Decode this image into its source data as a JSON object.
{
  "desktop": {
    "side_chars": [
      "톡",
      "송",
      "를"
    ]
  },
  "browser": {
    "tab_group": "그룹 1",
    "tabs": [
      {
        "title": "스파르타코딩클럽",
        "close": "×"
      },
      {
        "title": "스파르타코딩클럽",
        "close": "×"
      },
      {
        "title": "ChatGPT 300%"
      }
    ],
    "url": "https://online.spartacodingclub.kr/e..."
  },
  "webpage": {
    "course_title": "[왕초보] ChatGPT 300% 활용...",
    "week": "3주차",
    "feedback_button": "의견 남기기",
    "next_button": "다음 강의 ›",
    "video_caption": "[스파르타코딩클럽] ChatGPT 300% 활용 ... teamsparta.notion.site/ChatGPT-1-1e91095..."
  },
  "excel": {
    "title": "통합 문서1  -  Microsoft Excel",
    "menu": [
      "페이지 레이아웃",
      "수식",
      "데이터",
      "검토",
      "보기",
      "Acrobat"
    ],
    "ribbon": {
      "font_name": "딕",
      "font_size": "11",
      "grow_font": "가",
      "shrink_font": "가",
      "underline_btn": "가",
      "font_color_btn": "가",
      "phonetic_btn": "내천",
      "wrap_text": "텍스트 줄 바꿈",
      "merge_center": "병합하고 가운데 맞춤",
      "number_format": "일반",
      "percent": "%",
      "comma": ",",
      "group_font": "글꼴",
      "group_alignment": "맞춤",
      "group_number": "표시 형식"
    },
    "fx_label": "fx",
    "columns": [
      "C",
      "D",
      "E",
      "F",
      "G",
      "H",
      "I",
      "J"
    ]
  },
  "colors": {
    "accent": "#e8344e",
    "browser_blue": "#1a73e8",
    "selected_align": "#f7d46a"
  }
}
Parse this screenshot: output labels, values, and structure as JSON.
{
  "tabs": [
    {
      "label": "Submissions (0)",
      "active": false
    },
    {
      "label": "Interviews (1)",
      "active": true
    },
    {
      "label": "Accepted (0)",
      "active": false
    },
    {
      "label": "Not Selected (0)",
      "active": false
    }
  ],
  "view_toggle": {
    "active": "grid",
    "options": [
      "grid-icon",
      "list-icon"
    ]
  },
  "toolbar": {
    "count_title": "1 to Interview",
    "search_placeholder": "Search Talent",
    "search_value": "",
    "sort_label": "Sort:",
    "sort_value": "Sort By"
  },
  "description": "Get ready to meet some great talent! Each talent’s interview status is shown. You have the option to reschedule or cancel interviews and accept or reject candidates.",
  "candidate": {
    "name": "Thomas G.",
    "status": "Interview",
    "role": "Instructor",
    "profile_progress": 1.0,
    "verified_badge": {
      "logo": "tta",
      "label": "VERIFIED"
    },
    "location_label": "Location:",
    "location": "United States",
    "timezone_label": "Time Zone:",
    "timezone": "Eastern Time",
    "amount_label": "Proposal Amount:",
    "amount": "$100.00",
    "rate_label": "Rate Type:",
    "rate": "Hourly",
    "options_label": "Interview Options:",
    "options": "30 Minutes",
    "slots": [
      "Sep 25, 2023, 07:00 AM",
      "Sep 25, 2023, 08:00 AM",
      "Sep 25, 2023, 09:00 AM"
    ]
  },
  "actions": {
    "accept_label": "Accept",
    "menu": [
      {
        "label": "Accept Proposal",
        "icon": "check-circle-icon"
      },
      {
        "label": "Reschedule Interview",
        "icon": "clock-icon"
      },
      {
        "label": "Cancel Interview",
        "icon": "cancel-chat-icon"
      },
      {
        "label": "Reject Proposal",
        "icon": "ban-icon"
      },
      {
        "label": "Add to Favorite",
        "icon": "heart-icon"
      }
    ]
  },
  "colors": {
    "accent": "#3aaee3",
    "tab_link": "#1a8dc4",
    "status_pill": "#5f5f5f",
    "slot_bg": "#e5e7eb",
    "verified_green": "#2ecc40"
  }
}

What you need to do
Output each record precisely as given.

Task answer
Decode this image into its source data as a JSON object.
{
  "desktop": {
    "side_chars": [
      "톡",
      "송",
      "를"
    ]
  },
  "browser": {
    "tab_group": "그룹 1",
    "tabs": [
      {
        "title": "스파르타코딩클럽",
        "close": "×"
      },
      {
        "title": "스파르타코딩클럽",
        "close": "×"
      },
      {
        "title": "ChatGPT 300%"
      }
    ],
    "url": "https://online.spartacodingclub.kr/e..."
  },
  "webpage": {
    "course_title": "[왕초보] ChatGPT 300% 활용...",
    "week": "3주차",
    "feedback_button": "의견 남기기",
    "next_button": "다음 강의 ›",
    "video_caption": "[스파르타코딩클럽] ChatGPT 300% 활용 ... teamsparta.notion.site/ChatGPT-1-1e91095..."
  },
  "excel": {
    "title": "통합 문서1  -  Microsoft Excel",
    "menu": [
      "페이지 레이아웃",
      "수식",
      "데이터",
      "검토",
      "보기",
      "Acrobat"
    ],
    "ribbon": {
      "font_name": "딕",
      "font_size": "11",
      "grow_font": "가",
      "shrink_font": "가",
      "underline_btn": "가",
      "font_color_btn": "가",
      "phonetic_btn": "내천",
      "wrap_text": "텍스트 줄 바꿈",
      "merge_center": "병합하고 가운데 맞춤",
      "number_format": "일반",
      "percent": "%",
      "comma": ",",
      "group_font": "글꼴",
      "group_alignment": "맞춤",
      "group_number": "표시 형식"
    },
    "fx_label": "fx",
    "columns": [
      "C",
      "D",
      "E",
      "F",
      "G",
      "H",
      "I",
      "J"
    ]
  },
  "colors": {
    "accent": "#e8344e",
    "browser_blue": "#1a73e8",
    "selected_align": "#f7d46a"
  }
}
Parse this screenshot: output labels, values, and structure as JSON.
{
  "tabs": [
    {
      "label": "Submissions (0)",
      "active": false
    },
    {
      "label": "Interviews (1)",
      "active": true
    },
    {
      "label": "Accepted (0)",
      "active": false
    },
    {
      "label": "Not Selected (0)",
      "active": false
    }
  ],
  "view_toggle": {
    "active": "grid",
    "options": [
      "grid-icon",
      "list-icon"
    ]
  },
  "toolbar": {
    "count_title": "1 to Interview",
    "search_placeholder": "Search Talent",
    "search_value": "",
    "sort_label": "Sort:",
    "sort_value": "Sort By"
  },
  "description": "Get ready to meet some great talent! Each talent’s interview status is shown. You have the option to reschedule or cancel interviews and accept or reject candidates.",
  "candidate": {
    "name": "Thomas G.",
    "status": "Interview",
    "role": "Instructor",
    "profile_progress": 1.0,
    "verified_badge": {
      "logo": "tta",
      "label": "VERIFIED"
    },
    "location_label": "Location:",
    "location": "United States",
    "timezone_label": "Time Zone:",
    "timezone": "Eastern Time",
    "amount_label": "Proposal Amount:",
    "amount": "$100.00",
    "rate_label": "Rate Type:",
    "rate": "Hourly",
    "options_label": "Interview Options:",
    "options": "30 Minutes",
    "slots": [
      "Sep 25, 2023, 07:00 AM",
      "Sep 25, 2023, 08:00 AM",
      "Sep 25, 2023, 09:00 AM"
    ]
  },
  "actions": {
    "accept_label": "Accept",
    "menu": [
      {
        "label": "Accept Proposal",
        "icon": "check-circle-icon"
      },
      {
        "label": "Reschedule Interview",
        "icon": "clock-icon"
      },
      {
        "label": "Cancel Interview",
        "icon": "cancel-chat-icon"
      },
      {
        "label": "Reject Proposal",
        "icon": "ban-icon"
      },
      {
        "label": "Add to Favorite",
        "icon": "heart-icon"
      }
    ]
  },
  "colors": {
    "accent": "#3aaee3",
    "tab_link": "#1a8dc4",
    "status_pill": "#5f5f5f",
    "slot_bg": "#e5e7eb",
    "verified_green": "#2ecc40"
  }
}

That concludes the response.